§ Work instructions
Collect all lines from the listing that include the string "title".

Stored data
>> Begin

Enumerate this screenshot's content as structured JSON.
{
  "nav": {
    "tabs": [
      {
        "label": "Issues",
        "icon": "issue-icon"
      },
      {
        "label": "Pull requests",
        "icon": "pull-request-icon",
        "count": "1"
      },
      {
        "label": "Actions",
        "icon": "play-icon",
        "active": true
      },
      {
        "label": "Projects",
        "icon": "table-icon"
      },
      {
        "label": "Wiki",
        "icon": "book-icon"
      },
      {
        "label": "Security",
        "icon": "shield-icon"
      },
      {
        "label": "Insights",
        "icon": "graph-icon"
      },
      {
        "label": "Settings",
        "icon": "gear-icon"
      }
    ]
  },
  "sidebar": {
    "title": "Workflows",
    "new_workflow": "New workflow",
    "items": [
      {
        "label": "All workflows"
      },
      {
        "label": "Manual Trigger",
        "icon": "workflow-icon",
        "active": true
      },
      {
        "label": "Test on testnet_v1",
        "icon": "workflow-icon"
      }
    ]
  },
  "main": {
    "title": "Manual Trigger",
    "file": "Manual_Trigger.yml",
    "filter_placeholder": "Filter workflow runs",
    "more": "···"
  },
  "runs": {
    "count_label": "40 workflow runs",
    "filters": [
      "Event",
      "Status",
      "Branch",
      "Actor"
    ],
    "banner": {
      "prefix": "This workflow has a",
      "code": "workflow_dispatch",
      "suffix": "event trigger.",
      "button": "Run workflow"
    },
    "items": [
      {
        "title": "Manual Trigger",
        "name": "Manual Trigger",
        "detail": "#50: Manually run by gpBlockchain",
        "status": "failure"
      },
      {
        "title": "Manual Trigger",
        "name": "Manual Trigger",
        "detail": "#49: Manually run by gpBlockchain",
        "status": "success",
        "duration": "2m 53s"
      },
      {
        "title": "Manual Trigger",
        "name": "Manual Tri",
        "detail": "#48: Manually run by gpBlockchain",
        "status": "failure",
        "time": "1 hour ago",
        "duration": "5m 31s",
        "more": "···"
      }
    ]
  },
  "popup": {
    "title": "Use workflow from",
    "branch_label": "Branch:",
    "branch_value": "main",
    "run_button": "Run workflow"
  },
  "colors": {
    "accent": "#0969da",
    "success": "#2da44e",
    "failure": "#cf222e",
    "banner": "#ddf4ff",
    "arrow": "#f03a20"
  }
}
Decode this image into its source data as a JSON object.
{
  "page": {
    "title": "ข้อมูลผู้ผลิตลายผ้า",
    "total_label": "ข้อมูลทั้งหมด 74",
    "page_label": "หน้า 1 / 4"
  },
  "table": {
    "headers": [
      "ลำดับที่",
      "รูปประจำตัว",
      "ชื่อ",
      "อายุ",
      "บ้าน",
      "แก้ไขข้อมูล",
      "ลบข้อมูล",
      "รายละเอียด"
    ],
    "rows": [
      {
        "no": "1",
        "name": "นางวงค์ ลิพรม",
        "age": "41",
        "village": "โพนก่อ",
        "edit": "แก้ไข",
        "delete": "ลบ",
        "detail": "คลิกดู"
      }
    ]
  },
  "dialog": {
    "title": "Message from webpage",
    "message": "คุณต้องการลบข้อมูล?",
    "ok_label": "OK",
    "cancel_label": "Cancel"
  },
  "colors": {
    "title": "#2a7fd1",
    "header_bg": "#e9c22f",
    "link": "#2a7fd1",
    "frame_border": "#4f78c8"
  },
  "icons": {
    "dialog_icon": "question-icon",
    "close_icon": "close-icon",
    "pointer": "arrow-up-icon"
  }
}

>> End

§ Solution to this exercise
    "title": "Workflows",
    "title": "Manual Trigger",
        "title": "Manual Trigger",
        "title": "Manual Trigger",
        "title": "Manual Trigger",
    "title": "Use workflow from",
    "title": "ข้อมูลผู้ผลิตลายผ้า",
    "title": "Message from webpage",
    "title": "#2a7fd1",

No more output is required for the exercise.